■ **Requirements**: Please copy out every line of the entries below word for word, leaving out the pictures.

■ **Data**:
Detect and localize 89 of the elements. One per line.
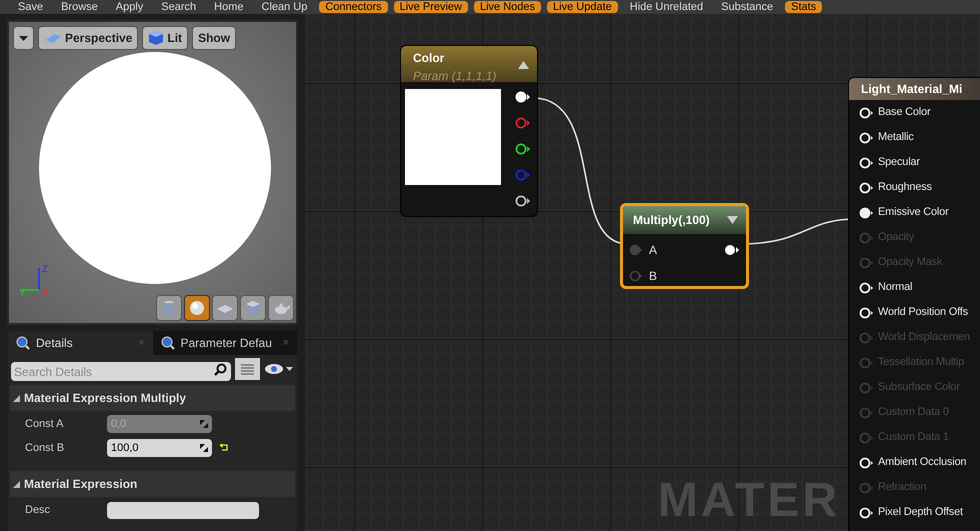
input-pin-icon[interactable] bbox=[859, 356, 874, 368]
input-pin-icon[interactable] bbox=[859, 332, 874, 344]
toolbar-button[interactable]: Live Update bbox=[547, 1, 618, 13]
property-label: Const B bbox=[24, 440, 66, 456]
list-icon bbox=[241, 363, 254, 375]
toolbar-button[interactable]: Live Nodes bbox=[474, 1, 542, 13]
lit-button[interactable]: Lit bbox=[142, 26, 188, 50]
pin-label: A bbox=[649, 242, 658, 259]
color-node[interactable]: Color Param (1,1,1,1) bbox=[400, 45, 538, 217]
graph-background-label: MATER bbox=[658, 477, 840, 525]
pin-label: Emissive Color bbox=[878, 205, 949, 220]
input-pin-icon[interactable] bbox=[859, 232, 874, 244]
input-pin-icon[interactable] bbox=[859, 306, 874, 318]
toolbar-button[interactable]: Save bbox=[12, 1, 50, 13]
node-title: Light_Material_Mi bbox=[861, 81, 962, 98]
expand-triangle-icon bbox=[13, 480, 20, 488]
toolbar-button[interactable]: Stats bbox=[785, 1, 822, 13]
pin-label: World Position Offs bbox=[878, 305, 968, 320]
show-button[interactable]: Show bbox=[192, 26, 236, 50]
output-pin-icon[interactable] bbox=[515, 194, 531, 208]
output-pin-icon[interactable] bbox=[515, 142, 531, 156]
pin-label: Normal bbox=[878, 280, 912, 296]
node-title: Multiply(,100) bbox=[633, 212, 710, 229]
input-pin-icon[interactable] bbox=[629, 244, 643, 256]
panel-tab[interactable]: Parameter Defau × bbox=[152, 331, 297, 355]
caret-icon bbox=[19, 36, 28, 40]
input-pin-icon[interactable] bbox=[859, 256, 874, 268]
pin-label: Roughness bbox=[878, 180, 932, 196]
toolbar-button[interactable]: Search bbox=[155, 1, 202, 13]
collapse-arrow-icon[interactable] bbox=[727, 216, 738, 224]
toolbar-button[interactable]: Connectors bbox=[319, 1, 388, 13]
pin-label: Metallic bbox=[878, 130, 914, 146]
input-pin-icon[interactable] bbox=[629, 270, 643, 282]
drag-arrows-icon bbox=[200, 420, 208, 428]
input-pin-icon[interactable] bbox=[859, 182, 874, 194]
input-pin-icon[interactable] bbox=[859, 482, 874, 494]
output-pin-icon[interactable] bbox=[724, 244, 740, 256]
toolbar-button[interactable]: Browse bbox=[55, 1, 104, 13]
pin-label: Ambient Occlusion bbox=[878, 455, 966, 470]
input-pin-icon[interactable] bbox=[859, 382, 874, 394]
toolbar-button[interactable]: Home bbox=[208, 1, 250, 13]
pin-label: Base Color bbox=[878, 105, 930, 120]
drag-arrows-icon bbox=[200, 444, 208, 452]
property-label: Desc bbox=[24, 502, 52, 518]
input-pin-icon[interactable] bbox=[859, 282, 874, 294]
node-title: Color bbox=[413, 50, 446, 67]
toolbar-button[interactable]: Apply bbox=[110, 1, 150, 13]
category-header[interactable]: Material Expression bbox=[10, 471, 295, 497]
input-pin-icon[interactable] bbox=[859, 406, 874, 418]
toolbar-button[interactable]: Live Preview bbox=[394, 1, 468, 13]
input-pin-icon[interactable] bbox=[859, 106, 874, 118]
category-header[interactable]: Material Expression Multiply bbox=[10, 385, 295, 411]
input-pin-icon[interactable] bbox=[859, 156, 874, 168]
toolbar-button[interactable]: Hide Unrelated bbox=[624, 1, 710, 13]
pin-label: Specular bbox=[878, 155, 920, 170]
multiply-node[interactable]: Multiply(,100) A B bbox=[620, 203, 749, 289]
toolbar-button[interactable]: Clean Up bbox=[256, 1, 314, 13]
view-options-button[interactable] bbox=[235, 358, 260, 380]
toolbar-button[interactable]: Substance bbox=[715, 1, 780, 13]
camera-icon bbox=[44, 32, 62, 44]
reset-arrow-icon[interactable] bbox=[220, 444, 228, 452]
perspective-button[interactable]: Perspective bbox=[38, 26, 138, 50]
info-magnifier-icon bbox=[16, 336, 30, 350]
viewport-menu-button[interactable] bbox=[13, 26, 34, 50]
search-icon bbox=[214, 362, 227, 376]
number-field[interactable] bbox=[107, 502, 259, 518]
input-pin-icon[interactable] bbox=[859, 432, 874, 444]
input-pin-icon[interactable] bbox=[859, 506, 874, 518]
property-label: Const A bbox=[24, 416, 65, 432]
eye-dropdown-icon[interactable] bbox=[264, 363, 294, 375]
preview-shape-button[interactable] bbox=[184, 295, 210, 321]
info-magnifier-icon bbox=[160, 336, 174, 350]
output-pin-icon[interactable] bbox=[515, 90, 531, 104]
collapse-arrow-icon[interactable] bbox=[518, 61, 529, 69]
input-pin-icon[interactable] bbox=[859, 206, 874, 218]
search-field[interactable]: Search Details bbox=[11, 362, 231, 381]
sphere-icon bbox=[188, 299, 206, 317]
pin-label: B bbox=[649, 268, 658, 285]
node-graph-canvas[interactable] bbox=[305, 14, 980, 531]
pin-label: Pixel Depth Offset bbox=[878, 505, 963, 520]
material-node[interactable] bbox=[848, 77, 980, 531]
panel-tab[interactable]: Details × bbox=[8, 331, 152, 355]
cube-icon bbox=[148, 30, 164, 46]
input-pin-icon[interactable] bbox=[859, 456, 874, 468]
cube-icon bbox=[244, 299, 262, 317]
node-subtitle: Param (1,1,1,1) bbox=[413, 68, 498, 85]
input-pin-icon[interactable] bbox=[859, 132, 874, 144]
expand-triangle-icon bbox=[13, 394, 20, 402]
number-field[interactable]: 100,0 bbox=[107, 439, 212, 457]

■ **Written answer**:
Detect and localize 89 of the elements. One per line.
input-pin-icon[interactable] bbox=[859, 356, 874, 368]
input-pin-icon[interactable] bbox=[859, 332, 874, 344]
toolbar-button[interactable]: Live Update bbox=[547, 1, 618, 13]
property-label: Const B bbox=[24, 440, 66, 456]
list-icon bbox=[241, 363, 254, 375]
toolbar-button[interactable]: Live Nodes bbox=[474, 1, 542, 13]
lit-button[interactable]: Lit bbox=[142, 26, 188, 50]
pin-label: A bbox=[649, 242, 658, 259]
color-node[interactable]: Color Param (1,1,1,1) bbox=[400, 45, 538, 217]
graph-background-label: MATER bbox=[658, 477, 840, 525]
pin-label: Emissive Color bbox=[878, 205, 949, 220]
input-pin-icon[interactable] bbox=[859, 232, 874, 244]
input-pin-icon[interactable] bbox=[859, 306, 874, 318]
toolbar-button[interactable]: Save bbox=[12, 1, 50, 13]
node-title: Light_Material_Mi bbox=[861, 81, 962, 98]
expand-triangle-icon bbox=[13, 480, 20, 488]
toolbar-button[interactable]: Stats bbox=[785, 1, 822, 13]
pin-label: World Position Offs bbox=[878, 305, 968, 320]
show-button[interactable]: Show bbox=[192, 26, 236, 50]
output-pin-icon[interactable] bbox=[515, 194, 531, 208]
output-pin-icon[interactable] bbox=[515, 142, 531, 156]
pin-label: Normal bbox=[878, 280, 912, 296]
node-title: Multiply(,100) bbox=[633, 212, 710, 229]
input-pin-icon[interactable] bbox=[629, 244, 643, 256]
panel-tab[interactable]: Parameter Defau × bbox=[152, 331, 297, 355]
caret-icon bbox=[19, 36, 28, 40]
input-pin-icon[interactable] bbox=[859, 256, 874, 268]
pin-label: Roughness bbox=[878, 180, 932, 196]
toolbar-button[interactable]: Search bbox=[155, 1, 202, 13]
collapse-arrow-icon[interactable] bbox=[727, 216, 738, 224]
toolbar-button[interactable]: Connectors bbox=[319, 1, 388, 13]
pin-label: Metallic bbox=[878, 130, 914, 146]
input-pin-icon[interactable] bbox=[629, 270, 643, 282]
drag-arrows-icon bbox=[200, 420, 208, 428]
input-pin-icon[interactable] bbox=[859, 182, 874, 194]
input-pin-icon[interactable] bbox=[859, 482, 874, 494]
output-pin-icon[interactable] bbox=[724, 244, 740, 256]
toolbar-button[interactable]: Browse bbox=[55, 1, 104, 13]
pin-label: Ambient Occlusion bbox=[878, 455, 966, 470]
input-pin-icon[interactable] bbox=[859, 382, 874, 394]
toolbar-button[interactable]: Home bbox=[208, 1, 250, 13]
pin-label: Base Color bbox=[878, 105, 930, 120]
drag-arrows-icon bbox=[200, 444, 208, 452]
property-label: Desc bbox=[24, 502, 52, 518]
input-pin-icon[interactable] bbox=[859, 282, 874, 294]
node-title: Color bbox=[413, 50, 446, 67]
toolbar-button[interactable]: Apply bbox=[110, 1, 150, 13]
category-header[interactable]: Material Expression bbox=[10, 471, 295, 497]
input-pin-icon[interactable] bbox=[859, 406, 874, 418]
toolbar-button[interactable]: Live Preview bbox=[394, 1, 468, 13]
input-pin-icon[interactable] bbox=[859, 106, 874, 118]
category-header[interactable]: Material Expression Multiply bbox=[10, 385, 295, 411]
input-pin-icon[interactable] bbox=[859, 156, 874, 168]
toolbar-button[interactable]: Hide Unrelated bbox=[624, 1, 710, 13]
pin-label: Specular bbox=[878, 155, 920, 170]
multiply-node[interactable]: Multiply(,100) A B bbox=[620, 203, 749, 289]
toolbar-button[interactable]: Clean Up bbox=[256, 1, 314, 13]
view-options-button[interactable] bbox=[235, 358, 260, 380]
toolbar-button[interactable]: Substance bbox=[715, 1, 780, 13]
camera-icon bbox=[44, 32, 62, 44]
reset-arrow-icon[interactable] bbox=[220, 444, 228, 452]
perspective-button[interactable]: Perspective bbox=[38, 26, 138, 50]
info-magnifier-icon bbox=[16, 336, 30, 350]
viewport-menu-button[interactable] bbox=[13, 26, 34, 50]
search-icon bbox=[214, 362, 227, 376]
number-field[interactable] bbox=[107, 502, 259, 518]
input-pin-icon[interactable] bbox=[859, 432, 874, 444]
input-pin-icon[interactable] bbox=[859, 506, 874, 518]
property-label: Const A bbox=[24, 416, 65, 432]
eye-dropdown-icon[interactable] bbox=[264, 363, 294, 375]
preview-shape-button[interactable] bbox=[184, 295, 210, 321]
info-magnifier-icon bbox=[160, 336, 174, 350]
output-pin-icon[interactable] bbox=[515, 90, 531, 104]
collapse-arrow-icon[interactable] bbox=[518, 61, 529, 69]
input-pin-icon[interactable] bbox=[859, 206, 874, 218]
search-field[interactable]: Search Details bbox=[11, 362, 231, 381]
sphere-icon bbox=[188, 299, 206, 317]
pin-label: B bbox=[649, 268, 658, 285]
node-graph-canvas[interactable] bbox=[305, 14, 980, 531]
pin-label: Pixel Depth Offset bbox=[878, 505, 963, 520]
material-node[interactable] bbox=[848, 77, 980, 531]
panel-tab[interactable]: Details × bbox=[8, 331, 152, 355]
cube-icon bbox=[148, 30, 164, 46]
input-pin-icon[interactable] bbox=[859, 456, 874, 468]
cube-icon bbox=[244, 299, 262, 317]
node-subtitle: Param (1,1,1,1) bbox=[413, 68, 498, 85]
input-pin-icon[interactable] bbox=[859, 132, 874, 144]
expand-triangle-icon bbox=[13, 394, 20, 402]
number-field[interactable]: 100,0 bbox=[107, 439, 212, 457]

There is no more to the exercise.